YOUR OBJECTIVE
Pick out the lines containing "JSON".

DATA FOR THIS EXERCISE
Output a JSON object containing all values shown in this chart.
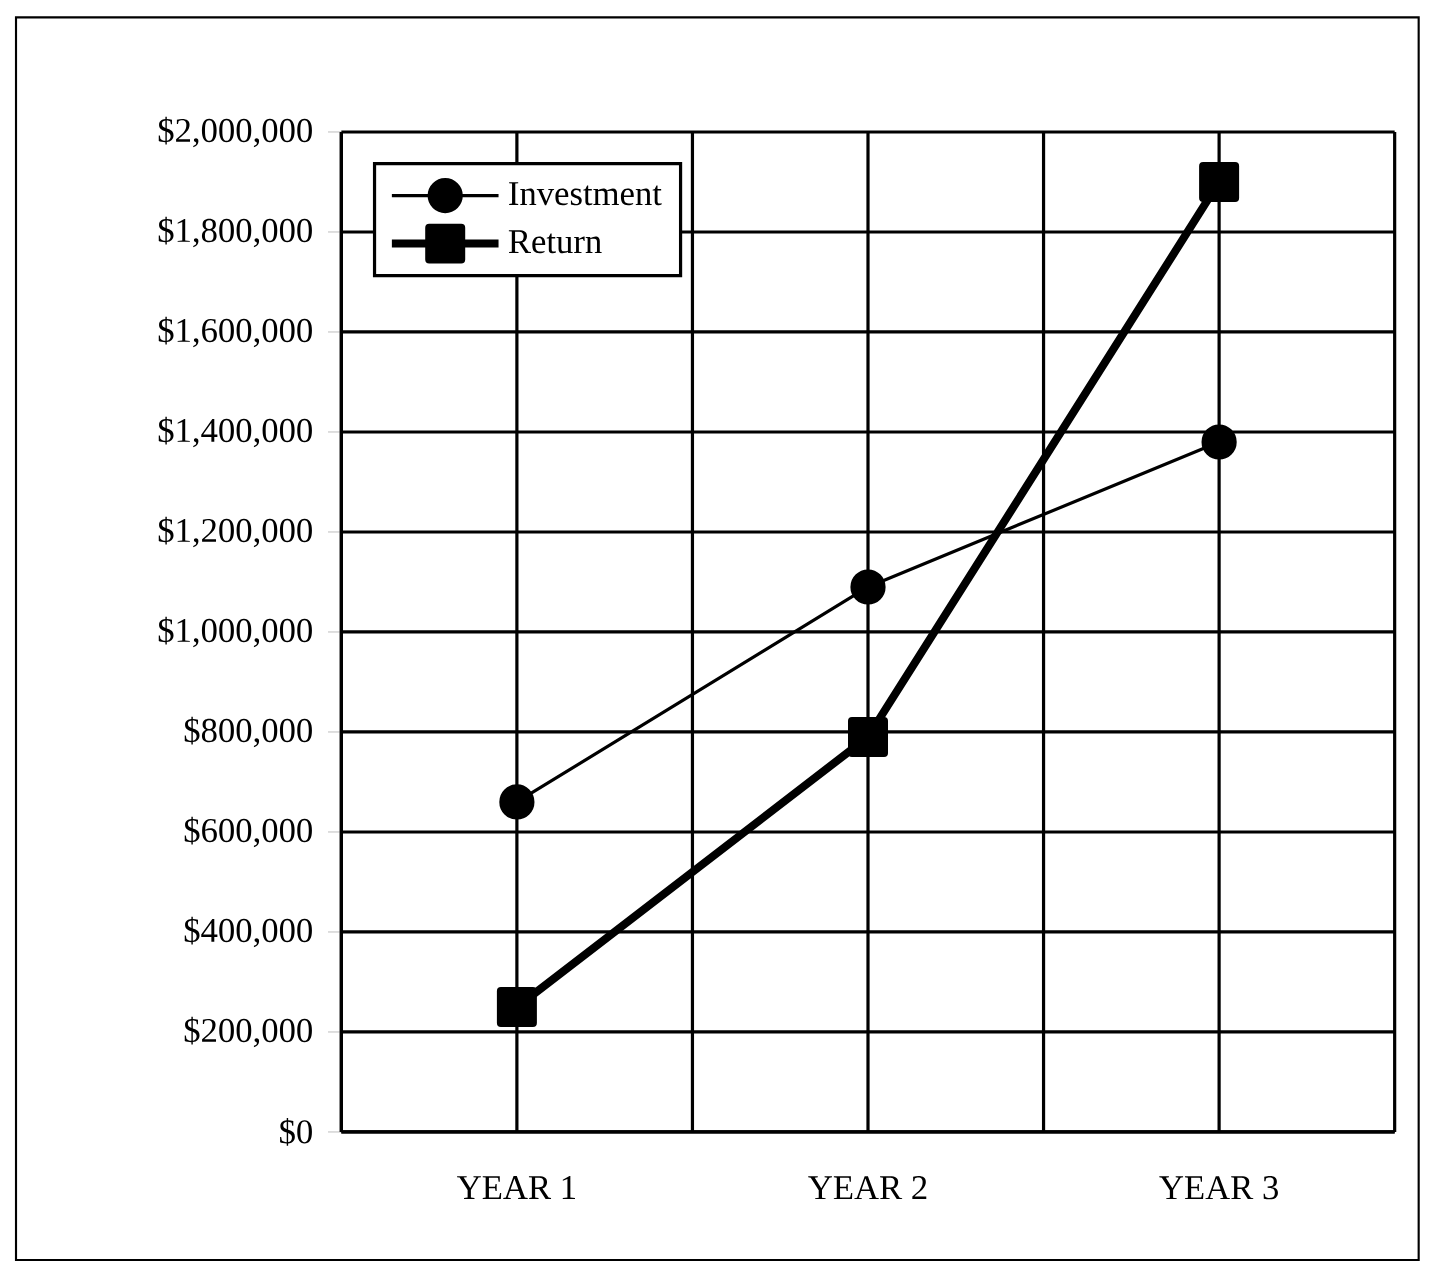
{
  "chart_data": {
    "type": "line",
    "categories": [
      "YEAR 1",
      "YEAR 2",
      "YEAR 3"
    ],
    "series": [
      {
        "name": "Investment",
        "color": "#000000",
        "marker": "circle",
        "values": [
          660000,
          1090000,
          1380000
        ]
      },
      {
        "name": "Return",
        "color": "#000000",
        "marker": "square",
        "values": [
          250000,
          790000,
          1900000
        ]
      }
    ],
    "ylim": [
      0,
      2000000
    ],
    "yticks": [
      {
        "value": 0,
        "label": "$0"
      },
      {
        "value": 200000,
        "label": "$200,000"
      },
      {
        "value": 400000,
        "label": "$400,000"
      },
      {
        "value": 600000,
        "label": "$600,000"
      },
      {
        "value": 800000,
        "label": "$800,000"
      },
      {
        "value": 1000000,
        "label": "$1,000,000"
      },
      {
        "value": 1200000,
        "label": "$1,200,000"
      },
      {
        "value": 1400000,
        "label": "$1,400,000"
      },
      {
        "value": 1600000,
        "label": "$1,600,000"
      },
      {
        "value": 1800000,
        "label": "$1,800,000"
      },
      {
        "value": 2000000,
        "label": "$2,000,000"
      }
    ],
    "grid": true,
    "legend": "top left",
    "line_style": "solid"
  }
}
--
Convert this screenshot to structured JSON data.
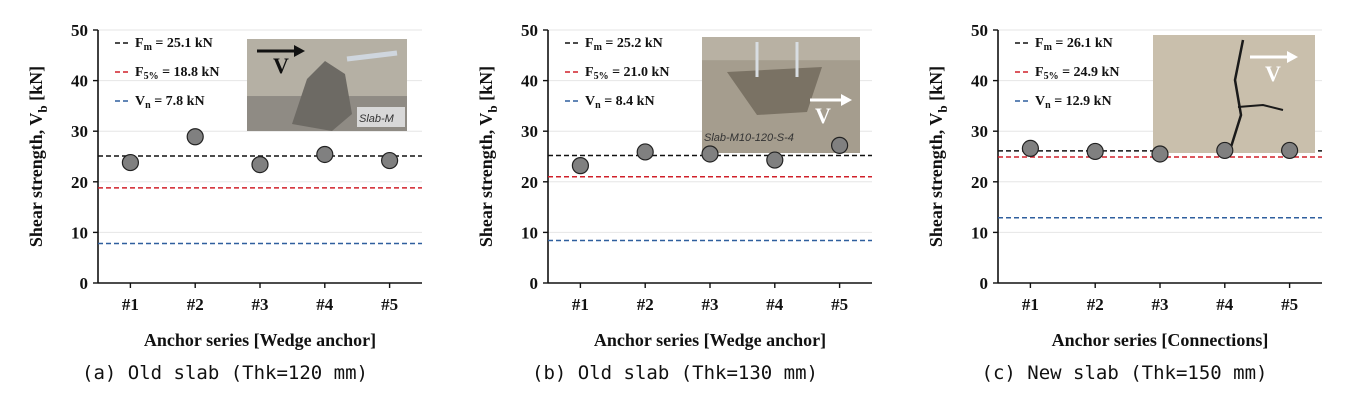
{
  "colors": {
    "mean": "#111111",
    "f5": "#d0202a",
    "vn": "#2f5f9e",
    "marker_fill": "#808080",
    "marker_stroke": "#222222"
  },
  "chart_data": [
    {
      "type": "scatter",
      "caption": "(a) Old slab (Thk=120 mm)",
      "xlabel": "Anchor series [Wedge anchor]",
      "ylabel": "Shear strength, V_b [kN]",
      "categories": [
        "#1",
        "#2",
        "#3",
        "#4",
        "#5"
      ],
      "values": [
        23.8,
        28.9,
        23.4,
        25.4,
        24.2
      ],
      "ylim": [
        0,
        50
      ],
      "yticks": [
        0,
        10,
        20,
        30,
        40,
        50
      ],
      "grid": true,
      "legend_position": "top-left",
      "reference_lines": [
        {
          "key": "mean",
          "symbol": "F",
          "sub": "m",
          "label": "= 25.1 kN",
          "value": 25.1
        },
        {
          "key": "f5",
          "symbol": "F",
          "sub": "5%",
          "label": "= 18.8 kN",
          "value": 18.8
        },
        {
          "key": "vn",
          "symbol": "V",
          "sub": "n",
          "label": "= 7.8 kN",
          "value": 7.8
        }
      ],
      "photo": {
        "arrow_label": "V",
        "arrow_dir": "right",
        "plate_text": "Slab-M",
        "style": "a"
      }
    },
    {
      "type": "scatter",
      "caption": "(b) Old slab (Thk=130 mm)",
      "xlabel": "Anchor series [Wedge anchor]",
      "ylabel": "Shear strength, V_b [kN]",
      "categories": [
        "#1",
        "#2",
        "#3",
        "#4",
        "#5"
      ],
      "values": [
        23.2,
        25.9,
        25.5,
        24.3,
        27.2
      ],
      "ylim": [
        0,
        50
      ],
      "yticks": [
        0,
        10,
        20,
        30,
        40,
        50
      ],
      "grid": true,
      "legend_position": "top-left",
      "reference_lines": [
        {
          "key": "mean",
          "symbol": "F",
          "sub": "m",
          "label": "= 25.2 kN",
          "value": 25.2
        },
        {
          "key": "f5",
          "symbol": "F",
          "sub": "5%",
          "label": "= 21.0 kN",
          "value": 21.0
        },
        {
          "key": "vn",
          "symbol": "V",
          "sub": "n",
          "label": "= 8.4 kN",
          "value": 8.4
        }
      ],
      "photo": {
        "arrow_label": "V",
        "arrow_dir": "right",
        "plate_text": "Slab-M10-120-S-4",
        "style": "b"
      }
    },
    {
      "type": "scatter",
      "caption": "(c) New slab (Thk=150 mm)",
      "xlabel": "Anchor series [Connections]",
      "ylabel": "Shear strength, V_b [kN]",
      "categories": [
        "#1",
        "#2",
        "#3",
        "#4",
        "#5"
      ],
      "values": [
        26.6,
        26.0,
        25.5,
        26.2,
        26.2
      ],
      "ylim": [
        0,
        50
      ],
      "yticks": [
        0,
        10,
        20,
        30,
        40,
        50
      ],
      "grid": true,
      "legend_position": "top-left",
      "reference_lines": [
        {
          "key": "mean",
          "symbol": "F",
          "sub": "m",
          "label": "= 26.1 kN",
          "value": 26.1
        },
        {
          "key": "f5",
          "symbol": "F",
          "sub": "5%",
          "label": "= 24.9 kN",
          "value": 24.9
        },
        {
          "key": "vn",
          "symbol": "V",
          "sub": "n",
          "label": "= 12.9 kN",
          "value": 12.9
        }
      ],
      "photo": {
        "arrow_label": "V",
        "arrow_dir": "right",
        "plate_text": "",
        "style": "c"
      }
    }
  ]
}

EXPECTED ANSWER
Output a JSON object containing all values shown in this chart.
Convert this screenshot to structured JSON data.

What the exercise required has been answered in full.